[Source data Boundary: Start]
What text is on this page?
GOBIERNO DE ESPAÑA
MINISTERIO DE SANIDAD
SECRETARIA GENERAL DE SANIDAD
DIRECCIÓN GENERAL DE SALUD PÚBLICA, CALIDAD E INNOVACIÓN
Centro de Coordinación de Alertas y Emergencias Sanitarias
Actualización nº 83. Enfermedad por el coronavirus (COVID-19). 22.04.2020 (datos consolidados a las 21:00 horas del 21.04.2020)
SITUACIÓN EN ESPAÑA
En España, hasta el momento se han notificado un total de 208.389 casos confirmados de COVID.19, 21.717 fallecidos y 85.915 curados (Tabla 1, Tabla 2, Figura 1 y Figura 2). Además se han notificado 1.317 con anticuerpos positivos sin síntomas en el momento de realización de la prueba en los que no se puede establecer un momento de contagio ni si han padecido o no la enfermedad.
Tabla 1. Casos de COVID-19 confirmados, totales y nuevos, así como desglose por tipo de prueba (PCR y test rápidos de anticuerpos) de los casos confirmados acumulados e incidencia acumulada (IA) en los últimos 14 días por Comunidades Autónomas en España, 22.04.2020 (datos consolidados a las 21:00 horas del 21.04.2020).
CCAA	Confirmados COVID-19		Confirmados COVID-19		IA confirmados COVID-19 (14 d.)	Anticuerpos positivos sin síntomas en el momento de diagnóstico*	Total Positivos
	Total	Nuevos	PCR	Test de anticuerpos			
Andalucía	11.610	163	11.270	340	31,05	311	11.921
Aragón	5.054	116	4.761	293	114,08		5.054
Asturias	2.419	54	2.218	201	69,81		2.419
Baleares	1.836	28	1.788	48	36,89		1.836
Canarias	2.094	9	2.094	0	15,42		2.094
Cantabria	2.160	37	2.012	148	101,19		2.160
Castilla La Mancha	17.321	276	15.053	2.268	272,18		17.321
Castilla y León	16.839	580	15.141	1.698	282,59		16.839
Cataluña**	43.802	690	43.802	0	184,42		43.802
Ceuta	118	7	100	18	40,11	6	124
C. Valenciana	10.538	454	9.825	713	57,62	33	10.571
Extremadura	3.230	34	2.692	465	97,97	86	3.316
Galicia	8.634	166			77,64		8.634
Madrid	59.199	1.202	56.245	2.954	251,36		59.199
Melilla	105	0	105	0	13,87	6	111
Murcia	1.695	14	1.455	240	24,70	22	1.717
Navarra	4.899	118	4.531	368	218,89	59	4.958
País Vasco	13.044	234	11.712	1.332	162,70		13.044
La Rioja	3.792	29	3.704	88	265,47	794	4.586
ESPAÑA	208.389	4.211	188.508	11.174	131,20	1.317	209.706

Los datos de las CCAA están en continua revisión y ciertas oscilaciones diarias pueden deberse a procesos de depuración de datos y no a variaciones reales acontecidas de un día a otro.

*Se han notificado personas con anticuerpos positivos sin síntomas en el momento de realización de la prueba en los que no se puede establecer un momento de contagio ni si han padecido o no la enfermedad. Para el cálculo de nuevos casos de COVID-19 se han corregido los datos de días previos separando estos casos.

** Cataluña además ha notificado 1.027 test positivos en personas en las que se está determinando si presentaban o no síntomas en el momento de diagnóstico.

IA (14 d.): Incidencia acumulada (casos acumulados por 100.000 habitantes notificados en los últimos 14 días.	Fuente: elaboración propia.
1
[Source data Boundary: End]
Across the entries, how many lines contain "COVID"? Reply with the number only.

5